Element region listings
○ ○ ○ ○

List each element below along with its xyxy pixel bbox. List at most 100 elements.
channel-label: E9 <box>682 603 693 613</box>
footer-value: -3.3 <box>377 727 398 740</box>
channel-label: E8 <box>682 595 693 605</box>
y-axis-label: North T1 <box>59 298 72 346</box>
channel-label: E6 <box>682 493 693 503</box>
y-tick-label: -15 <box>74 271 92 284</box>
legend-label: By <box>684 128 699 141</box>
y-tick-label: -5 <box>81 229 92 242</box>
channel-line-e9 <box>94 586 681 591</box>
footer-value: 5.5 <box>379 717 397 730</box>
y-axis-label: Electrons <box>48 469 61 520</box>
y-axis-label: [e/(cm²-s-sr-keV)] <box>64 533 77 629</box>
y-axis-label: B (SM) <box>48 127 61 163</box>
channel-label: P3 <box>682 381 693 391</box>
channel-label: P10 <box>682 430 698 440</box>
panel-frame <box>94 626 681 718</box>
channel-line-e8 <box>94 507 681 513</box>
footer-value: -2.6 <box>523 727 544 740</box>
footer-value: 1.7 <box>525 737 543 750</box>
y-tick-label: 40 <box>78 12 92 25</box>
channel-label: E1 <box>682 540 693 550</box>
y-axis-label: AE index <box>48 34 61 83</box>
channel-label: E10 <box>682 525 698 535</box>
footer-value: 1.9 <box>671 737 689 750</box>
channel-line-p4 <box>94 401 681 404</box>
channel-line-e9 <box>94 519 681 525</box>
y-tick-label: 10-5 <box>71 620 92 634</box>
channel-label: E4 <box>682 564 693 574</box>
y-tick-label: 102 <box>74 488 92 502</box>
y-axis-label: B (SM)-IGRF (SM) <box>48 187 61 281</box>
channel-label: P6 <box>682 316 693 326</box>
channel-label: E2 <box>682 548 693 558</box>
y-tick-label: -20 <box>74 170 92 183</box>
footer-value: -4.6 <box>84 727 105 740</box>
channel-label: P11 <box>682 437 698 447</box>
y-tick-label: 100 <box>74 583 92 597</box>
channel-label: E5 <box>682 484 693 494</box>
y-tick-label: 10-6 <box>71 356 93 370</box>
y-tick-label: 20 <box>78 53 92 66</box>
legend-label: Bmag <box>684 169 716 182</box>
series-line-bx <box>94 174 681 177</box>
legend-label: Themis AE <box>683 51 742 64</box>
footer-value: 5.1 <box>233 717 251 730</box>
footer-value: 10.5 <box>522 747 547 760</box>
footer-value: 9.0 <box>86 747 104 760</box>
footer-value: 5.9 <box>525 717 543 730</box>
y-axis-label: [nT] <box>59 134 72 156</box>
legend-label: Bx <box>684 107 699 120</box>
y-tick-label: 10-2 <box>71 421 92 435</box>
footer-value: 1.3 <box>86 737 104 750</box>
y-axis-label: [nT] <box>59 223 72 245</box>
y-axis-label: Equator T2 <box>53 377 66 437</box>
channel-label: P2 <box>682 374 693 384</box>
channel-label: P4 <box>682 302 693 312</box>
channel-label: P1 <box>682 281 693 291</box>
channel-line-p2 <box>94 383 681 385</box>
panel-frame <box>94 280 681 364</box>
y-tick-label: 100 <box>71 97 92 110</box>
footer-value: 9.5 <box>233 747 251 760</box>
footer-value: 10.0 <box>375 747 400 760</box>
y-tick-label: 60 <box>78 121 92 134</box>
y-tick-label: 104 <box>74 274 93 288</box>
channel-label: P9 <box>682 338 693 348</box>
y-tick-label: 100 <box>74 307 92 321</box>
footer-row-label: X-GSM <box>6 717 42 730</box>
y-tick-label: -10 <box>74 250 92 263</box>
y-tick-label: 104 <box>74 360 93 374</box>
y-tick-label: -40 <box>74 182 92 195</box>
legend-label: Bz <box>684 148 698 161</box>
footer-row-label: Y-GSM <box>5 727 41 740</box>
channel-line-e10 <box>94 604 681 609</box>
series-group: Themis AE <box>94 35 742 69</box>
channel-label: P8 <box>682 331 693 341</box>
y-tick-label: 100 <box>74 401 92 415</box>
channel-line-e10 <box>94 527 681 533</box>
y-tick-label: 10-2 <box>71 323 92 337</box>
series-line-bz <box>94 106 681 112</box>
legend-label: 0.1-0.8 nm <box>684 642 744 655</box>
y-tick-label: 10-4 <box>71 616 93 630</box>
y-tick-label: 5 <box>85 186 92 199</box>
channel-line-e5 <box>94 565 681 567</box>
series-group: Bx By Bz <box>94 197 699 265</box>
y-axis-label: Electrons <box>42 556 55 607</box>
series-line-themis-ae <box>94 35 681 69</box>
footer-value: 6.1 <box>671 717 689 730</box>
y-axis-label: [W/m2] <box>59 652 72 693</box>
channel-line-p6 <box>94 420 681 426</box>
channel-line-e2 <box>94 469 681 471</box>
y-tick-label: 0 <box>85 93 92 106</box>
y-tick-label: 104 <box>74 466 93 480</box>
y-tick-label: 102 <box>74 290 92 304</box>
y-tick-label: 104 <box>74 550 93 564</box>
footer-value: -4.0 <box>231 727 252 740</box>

○ ○ ○ ○

• STATED EXERCISE:
Recast the records as a Markdown table with the columns Row and Line, leaving out any blank lines. Begin at the first line of the records and stop after the line that contains "legend-label: Bmag <box>684 169 716 182</box>".

• RESPONSE TO THE TASK:
| Row | Line |
|---|---|
| 1 | List each element below along with its xyxy pixel bbox. List at most 100 elements. |
| 2 | channel-label: E9 <box>682 603 693 613</box> |
| 3 | footer-value: -3.3 <box>377 727 398 740</box> |
| 4 | channel-label: E8 <box>682 595 693 605</box> |
| 5 | y-axis-label: North T1 <box>59 298 72 346</box> |
| 6 | channel-label: E6 <box>682 493 693 503</box> |
| 7 | y-tick-label: -15 <box>74 271 92 284</box> |
| 8 | legend-label: By <box>684 128 699 141</box> |
| 9 | y-tick-label: -5 <box>81 229 92 242</box> |
| 10 | channel-line-e9 <box>94 586 681 591</box> |
| 11 | footer-value: 5.5 <box>379 717 397 730</box> |
| 12 | y-axis-label: Electrons <box>48 469 61 520</box> |
| 13 | y-axis-label: [e/(cm²-s-sr-keV)] <box>64 533 77 629</box> |
| 14 | y-axis-label: B (SM) <box>48 127 61 163</box> |
| 15 | channel-label: P3 <box>682 381 693 391</box> |
| 16 | channel-label: P10 <box>682 430 698 440</box> |
| 17 | panel-frame <box>94 626 681 718</box> |
| 18 | channel-line-e8 <box>94 507 681 513</box> |
| 19 | footer-value: -2.6 <box>523 727 544 740</box> |
| 20 | footer-value: 1.7 <box>525 737 543 750</box> |
| 21 | y-tick-label: 40 <box>78 12 92 25</box> |
| 22 | channel-label: E1 <box>682 540 693 550</box> |
| 23 | y-axis-label: AE index <box>48 34 61 83</box> |
| 24 | channel-label: E10 <box>682 525 698 535</box> |
| 25 | footer-value: 1.9 <box>671 737 689 750</box> |
| 26 | channel-line-p4 <box>94 401 681 404</box> |
| 27 | channel-line-e9 <box>94 519 681 525</box> |
| 28 | y-tick-label: 10-5 <box>71 620 92 634</box> |
| 29 | channel-label: E4 <box>682 564 693 574</box> |
| 30 | y-tick-label: 102 <box>74 488 92 502</box> |
| 31 | y-axis-label: B (SM)-IGRF (SM) <box>48 187 61 281</box> |
| 32 | channel-label: P6 <box>682 316 693 326</box> |
| 33 | channel-label: E2 <box>682 548 693 558</box> |
| 34 | y-tick-label: -20 <box>74 170 92 183</box> |
| 35 | footer-value: -4.6 <box>84 727 105 740</box> |
| 36 | channel-label: P11 <box>682 437 698 447</box> |
| 37 | y-tick-label: 100 <box>74 583 92 597</box> |
| 38 | channel-label: E5 <box>682 484 693 494</box> |
| 39 | y-tick-label: 10-6 <box>71 356 93 370</box> |
| 40 | y-tick-label: 20 <box>78 53 92 66</box> |
| 41 | legend-label: Bmag <box>684 169 716 182</box> |